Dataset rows

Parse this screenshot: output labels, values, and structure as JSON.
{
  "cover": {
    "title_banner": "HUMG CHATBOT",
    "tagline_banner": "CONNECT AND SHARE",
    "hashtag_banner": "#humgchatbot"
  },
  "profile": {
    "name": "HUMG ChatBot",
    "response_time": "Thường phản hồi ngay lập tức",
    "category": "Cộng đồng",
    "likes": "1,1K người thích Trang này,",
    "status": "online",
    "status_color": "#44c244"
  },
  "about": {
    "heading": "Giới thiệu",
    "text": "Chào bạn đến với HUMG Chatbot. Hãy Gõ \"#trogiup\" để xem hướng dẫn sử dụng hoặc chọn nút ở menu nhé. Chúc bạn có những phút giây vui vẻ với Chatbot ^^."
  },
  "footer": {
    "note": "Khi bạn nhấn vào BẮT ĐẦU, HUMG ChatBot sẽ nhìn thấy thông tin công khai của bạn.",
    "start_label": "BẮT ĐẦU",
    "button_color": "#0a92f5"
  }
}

To be done =
Output the data above exactly, please, line for line.

Task output =
Parse this screenshot: output labels, values, and structure as JSON.
{
  "cover": {
    "title_banner": "HUMG CHATBOT",
    "tagline_banner": "CONNECT AND SHARE",
    "hashtag_banner": "#humgchatbot"
  },
  "profile": {
    "name": "HUMG ChatBot",
    "response_time": "Thường phản hồi ngay lập tức",
    "category": "Cộng đồng",
    "likes": "1,1K người thích Trang này,",
    "status": "online",
    "status_color": "#44c244"
  },
  "about": {
    "heading": "Giới thiệu",
    "text": "Chào bạn đến với HUMG Chatbot. Hãy Gõ \"#trogiup\" để xem hướng dẫn sử dụng hoặc chọn nút ở menu nhé. Chúc bạn có những phút giây vui vẻ với Chatbot ^^."
  },
  "footer": {
    "note": "Khi bạn nhấn vào BẮT ĐẦU, HUMG ChatBot sẽ nhìn thấy thông tin công khai của bạn.",
    "start_label": "BẮT ĐẦU",
    "button_color": "#0a92f5"
  }
}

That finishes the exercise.